[Spatial layout entries]
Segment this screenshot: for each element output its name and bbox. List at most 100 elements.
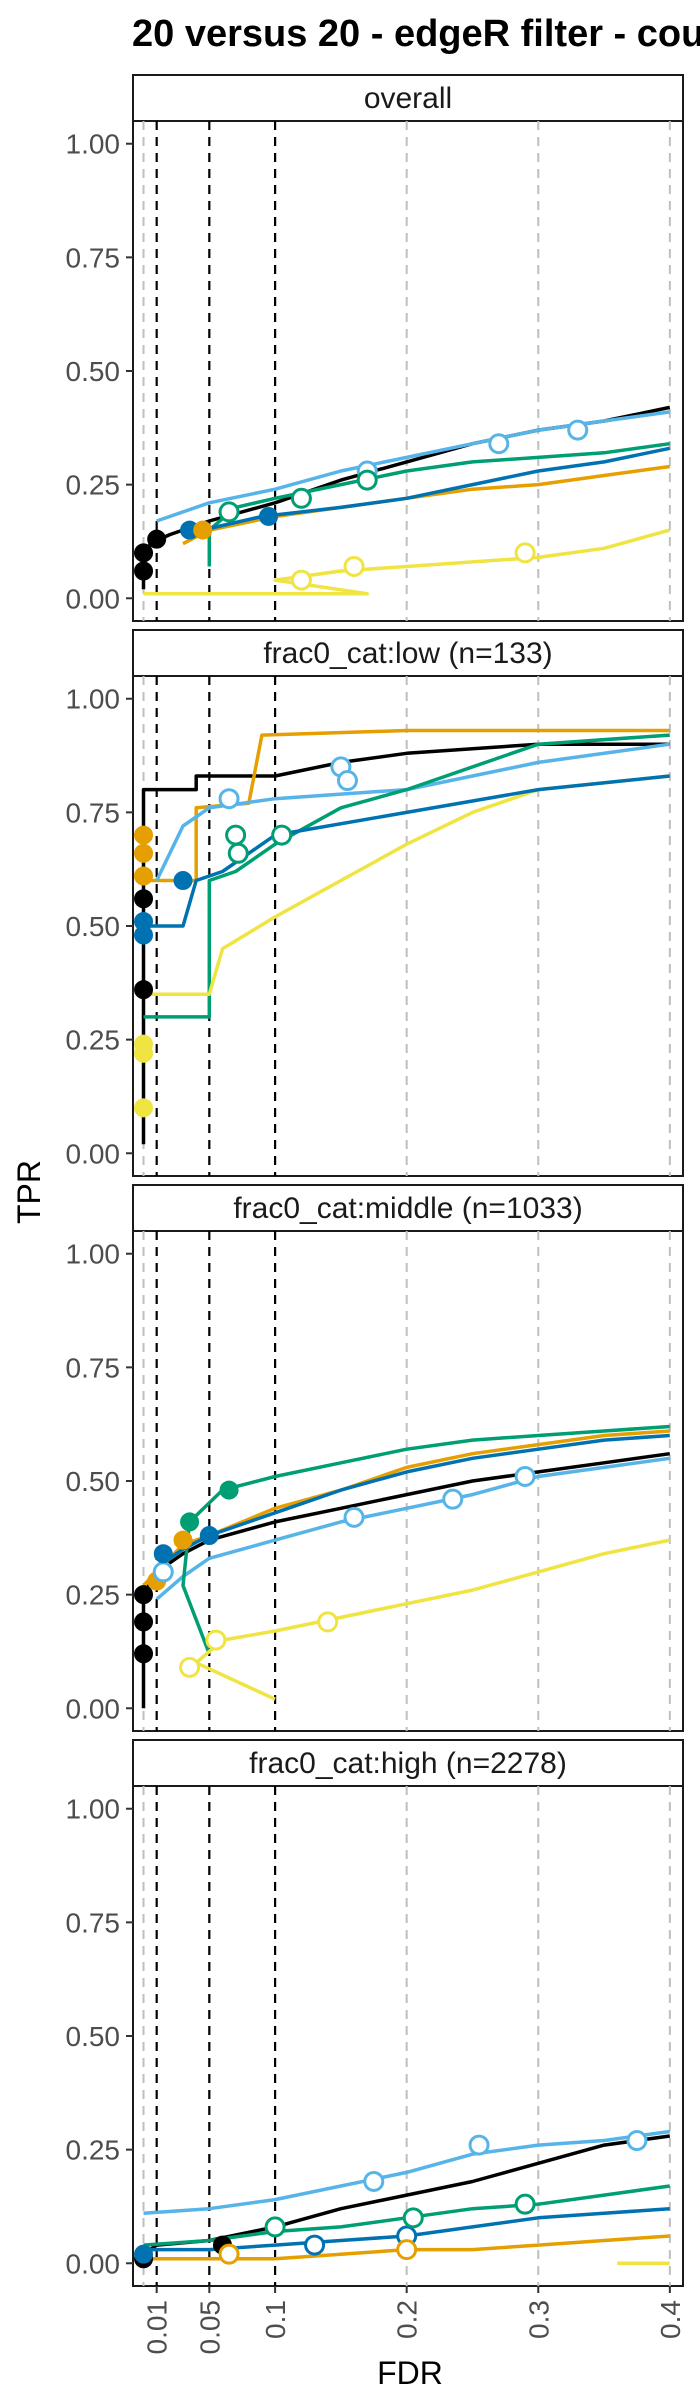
fdr-marker bbox=[626, 2130, 648, 2152]
series-line bbox=[141, 742, 670, 1145]
y-tick-label: 0.00 bbox=[66, 583, 121, 614]
series-line bbox=[194, 1538, 671, 1701]
fdr-marker bbox=[219, 1480, 239, 1500]
x-tick-label: 0.4 bbox=[655, 2300, 686, 2339]
facet-strip-label: frac0_cat:low (n=133) bbox=[263, 637, 552, 670]
series-line bbox=[155, 1433, 670, 1569]
fdr-marker bbox=[180, 1512, 200, 1532]
y-axis-title: TPR bbox=[11, 1160, 47, 1224]
series-line bbox=[182, 446, 671, 537]
fdr-marker bbox=[134, 1585, 154, 1605]
series-line bbox=[142, 1429, 670, 1587]
panel-frame bbox=[132, 1785, 684, 2287]
x-tick-label: 0.3 bbox=[523, 2300, 554, 2339]
facet-panel: frac0_cat:middle (n=1033) 0.00 0.25 0.50 0.7… bbox=[66, 1184, 684, 1732]
fdr-marker bbox=[468, 2134, 490, 2156]
x-tick-label: 0.1 bbox=[260, 2300, 291, 2339]
series-line bbox=[155, 742, 671, 882]
fdr-marker bbox=[402, 2207, 424, 2229]
x-axis-ticks: 0.01 0.05 0.1 0.2 0.3 0.4 bbox=[142, 2286, 686, 2355]
fdr-marker bbox=[514, 542, 536, 564]
series-line bbox=[143, 728, 670, 883]
facet-strip bbox=[132, 1184, 684, 1232]
y-tick-label: 0.25 bbox=[66, 2135, 121, 2166]
fdr-marker bbox=[343, 1506, 365, 1528]
y-tick-label: 1.00 bbox=[66, 129, 121, 160]
fdr-marker bbox=[134, 843, 154, 863]
fdr-marker bbox=[218, 501, 240, 523]
y-tick-label: 0.50 bbox=[66, 911, 121, 942]
fdr-marker bbox=[153, 1544, 173, 1564]
fdr-marker bbox=[290, 569, 312, 591]
y-tick-label: 0.75 bbox=[66, 797, 121, 828]
facet-strip-label: overall bbox=[364, 82, 452, 115]
fdr-marker bbox=[134, 889, 154, 909]
series-line bbox=[155, 1456, 671, 1601]
fdr-marker bbox=[134, 866, 154, 886]
fdr-marker bbox=[134, 561, 154, 581]
facet-strip bbox=[132, 1739, 684, 1787]
fdr-marker bbox=[363, 2170, 385, 2192]
fdr-marker bbox=[218, 788, 240, 810]
series-line bbox=[143, 774, 670, 996]
x-tick-label: 0.01 bbox=[142, 2300, 173, 2355]
fdr-marker bbox=[134, 2244, 154, 2264]
fdr-marker bbox=[134, 1034, 154, 1054]
x-tick-label: 0.05 bbox=[194, 2300, 225, 2355]
fdr-marker bbox=[147, 529, 167, 549]
y-tick-label: 1.00 bbox=[66, 1239, 121, 1270]
y-tick-label: 0.25 bbox=[66, 1580, 121, 1611]
fdr-marker bbox=[396, 2239, 418, 2261]
fdr-marker bbox=[134, 1612, 154, 1632]
fdr-marker bbox=[317, 1611, 339, 1633]
series-line bbox=[143, 774, 670, 928]
fdr-marker bbox=[259, 506, 279, 526]
fdr-marker bbox=[173, 1530, 193, 1550]
fdr-marker bbox=[218, 2243, 240, 2265]
y-tick-label: 0.50 bbox=[66, 356, 121, 387]
fdr-marker bbox=[152, 1561, 174, 1583]
fdr-marker bbox=[227, 842, 249, 864]
fdr-marker bbox=[179, 1656, 201, 1678]
fdr-marker bbox=[199, 1526, 219, 1546]
y-tick-label: 1.00 bbox=[66, 1794, 121, 1825]
y-tick-label: 0.75 bbox=[66, 1907, 121, 1938]
fdr-marker bbox=[134, 911, 154, 931]
fdr-marker bbox=[514, 2193, 536, 2215]
fdr-marker bbox=[343, 555, 365, 577]
fdr-marker bbox=[442, 1488, 464, 1510]
facet-panel: overall 0.00 0.25 0.50 0.75 1.00 bbox=[66, 74, 684, 622]
panel-frame bbox=[132, 675, 684, 1177]
facet-panel: frac0_cat:high (n=2278) 0.00 0.25 0.50 0.75 1… bbox=[66, 1739, 684, 2287]
fdr-marker bbox=[193, 520, 213, 540]
chart-title: 20 versus 20 - edgeR filter - cou bbox=[132, 13, 700, 55]
fdr-marker bbox=[567, 419, 589, 441]
fdr-marker bbox=[336, 770, 358, 792]
y-tick-label: 0.25 bbox=[66, 1025, 121, 1056]
series-line bbox=[143, 2234, 670, 2261]
fdr-marker bbox=[356, 469, 378, 491]
y-tick-label: 0.50 bbox=[66, 1466, 121, 1497]
y-tick-label: 0.75 bbox=[66, 242, 121, 273]
fdr-marker bbox=[271, 824, 293, 846]
fdr-marker bbox=[514, 1465, 536, 1487]
panel-frame bbox=[132, 120, 684, 622]
y-tick-label: 0.00 bbox=[66, 1138, 121, 1169]
fdr-marker bbox=[134, 543, 154, 563]
y-tick-label: 0.75 bbox=[66, 1352, 121, 1383]
fdr-marker bbox=[205, 1629, 227, 1651]
fdr-marker bbox=[134, 1098, 154, 1118]
y-tick-label: 1.00 bbox=[66, 684, 121, 715]
x-axis-title: FDR bbox=[377, 2355, 443, 2391]
x-tick-label: 0.2 bbox=[392, 2300, 423, 2339]
fdr-marker bbox=[134, 980, 154, 1000]
series-line bbox=[143, 733, 670, 1019]
facet-strip bbox=[132, 74, 684, 122]
fdr-marker bbox=[488, 433, 510, 455]
fdr-marker bbox=[134, 1644, 154, 1664]
series-line bbox=[143, 528, 671, 596]
panel-frame bbox=[132, 1230, 684, 1732]
series-line bbox=[143, 2129, 671, 2216]
y-tick-label: 0.50 bbox=[66, 2021, 121, 2052]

=== Directive ===
Please rewrite all the records above with "fdr-marker" changed to "fdr-point" everywhere and everything else left as is. Omit the pictures from your output.

=== Full solution ===
Segment this screenshot: for each element output its name and bbox. List at most 100 elements.
fdr-point bbox=[626, 2130, 648, 2152]
series-line bbox=[141, 742, 670, 1145]
y-tick-label: 0.00 bbox=[66, 583, 121, 614]
series-line bbox=[194, 1538, 671, 1701]
fdr-point bbox=[219, 1480, 239, 1500]
x-tick-label: 0.4 bbox=[655, 2300, 686, 2339]
facet-strip-label: frac0_cat:low (n=133) bbox=[263, 637, 552, 670]
series-line bbox=[155, 1433, 670, 1569]
fdr-point bbox=[180, 1512, 200, 1532]
y-axis-title: TPR bbox=[11, 1160, 47, 1224]
series-line bbox=[182, 446, 671, 537]
fdr-point bbox=[134, 1585, 154, 1605]
series-line bbox=[142, 1429, 670, 1587]
panel-frame bbox=[132, 1785, 684, 2287]
x-tick-label: 0.3 bbox=[523, 2300, 554, 2339]
facet-panel: frac0_cat:middle (n=1033) 0.00 0.25 0.50 0.7… bbox=[66, 1184, 684, 1732]
fdr-point bbox=[468, 2134, 490, 2156]
x-tick-label: 0.1 bbox=[260, 2300, 291, 2339]
series-line bbox=[155, 742, 671, 882]
fdr-point bbox=[402, 2207, 424, 2229]
x-axis-ticks: 0.01 0.05 0.1 0.2 0.3 0.4 bbox=[142, 2286, 686, 2355]
fdr-point bbox=[514, 542, 536, 564]
series-line bbox=[143, 728, 670, 883]
facet-strip bbox=[132, 1184, 684, 1232]
y-tick-label: 0.25 bbox=[66, 2135, 121, 2166]
fdr-point bbox=[343, 1506, 365, 1528]
y-tick-label: 1.00 bbox=[66, 129, 121, 160]
fdr-point bbox=[134, 843, 154, 863]
fdr-point bbox=[218, 501, 240, 523]
y-tick-label: 0.50 bbox=[66, 911, 121, 942]
fdr-point bbox=[153, 1544, 173, 1564]
fdr-point bbox=[290, 569, 312, 591]
y-tick-label: 0.75 bbox=[66, 797, 121, 828]
facet-strip-label: overall bbox=[364, 82, 452, 115]
fdr-point bbox=[134, 889, 154, 909]
series-line bbox=[155, 1456, 671, 1601]
fdr-point bbox=[134, 866, 154, 886]
fdr-point bbox=[134, 561, 154, 581]
facet-strip bbox=[132, 1739, 684, 1787]
fdr-point bbox=[363, 2170, 385, 2192]
fdr-point bbox=[218, 788, 240, 810]
series-line bbox=[143, 774, 670, 996]
x-tick-label: 0.01 bbox=[142, 2300, 173, 2355]
fdr-point bbox=[134, 2244, 154, 2264]
fdr-point bbox=[134, 1034, 154, 1054]
x-tick-label: 0.05 bbox=[194, 2300, 225, 2355]
fdr-point bbox=[147, 529, 167, 549]
y-tick-label: 1.00 bbox=[66, 1239, 121, 1270]
y-tick-label: 0.25 bbox=[66, 1580, 121, 1611]
fdr-point bbox=[396, 2239, 418, 2261]
fdr-point bbox=[134, 1612, 154, 1632]
fdr-point bbox=[317, 1611, 339, 1633]
series-line bbox=[143, 774, 670, 928]
fdr-point bbox=[259, 506, 279, 526]
fdr-point bbox=[173, 1530, 193, 1550]
fdr-point bbox=[218, 2243, 240, 2265]
y-tick-label: 0.50 bbox=[66, 356, 121, 387]
fdr-point bbox=[152, 1561, 174, 1583]
fdr-point bbox=[227, 842, 249, 864]
fdr-point bbox=[179, 1656, 201, 1678]
fdr-point bbox=[199, 1526, 219, 1546]
y-tick-label: 1.00 bbox=[66, 1794, 121, 1825]
y-tick-label: 0.75 bbox=[66, 1907, 121, 1938]
fdr-point bbox=[134, 911, 154, 931]
fdr-point bbox=[514, 2193, 536, 2215]
fdr-point bbox=[343, 555, 365, 577]
fdr-point bbox=[442, 1488, 464, 1510]
facet-panel: overall 0.00 0.25 0.50 0.75 1.00 bbox=[66, 74, 684, 622]
panel-frame bbox=[132, 675, 684, 1177]
facet-panel: frac0_cat:high (n=2278) 0.00 0.25 0.50 0.75 1… bbox=[66, 1739, 684, 2287]
fdr-point bbox=[193, 520, 213, 540]
chart-title: 20 versus 20 - edgeR filter - cou bbox=[132, 13, 700, 55]
fdr-point bbox=[567, 419, 589, 441]
fdr-point bbox=[336, 770, 358, 792]
y-tick-label: 0.25 bbox=[66, 1025, 121, 1056]
series-line bbox=[143, 2234, 670, 2261]
fdr-point bbox=[356, 469, 378, 491]
y-tick-label: 0.50 bbox=[66, 1466, 121, 1497]
y-tick-label: 0.75 bbox=[66, 242, 121, 273]
fdr-point bbox=[271, 824, 293, 846]
fdr-point bbox=[514, 1465, 536, 1487]
panel-frame bbox=[132, 120, 684, 622]
y-tick-label: 0.00 bbox=[66, 1138, 121, 1169]
fdr-point bbox=[134, 543, 154, 563]
y-tick-label: 0.75 bbox=[66, 1352, 121, 1383]
fdr-point bbox=[205, 1629, 227, 1651]
fdr-point bbox=[134, 1098, 154, 1118]
y-tick-label: 1.00 bbox=[66, 684, 121, 715]
x-axis-title: FDR bbox=[377, 2355, 443, 2391]
x-tick-label: 0.2 bbox=[392, 2300, 423, 2339]
fdr-point bbox=[134, 980, 154, 1000]
series-line bbox=[143, 733, 670, 1019]
facet-strip bbox=[132, 74, 684, 122]
fdr-point bbox=[488, 433, 510, 455]
fdr-point bbox=[134, 1644, 154, 1664]
series-line bbox=[143, 528, 671, 596]
panel-frame bbox=[132, 1230, 684, 1732]
series-line bbox=[143, 2129, 671, 2216]
y-tick-label: 0.50 bbox=[66, 2021, 121, 2052]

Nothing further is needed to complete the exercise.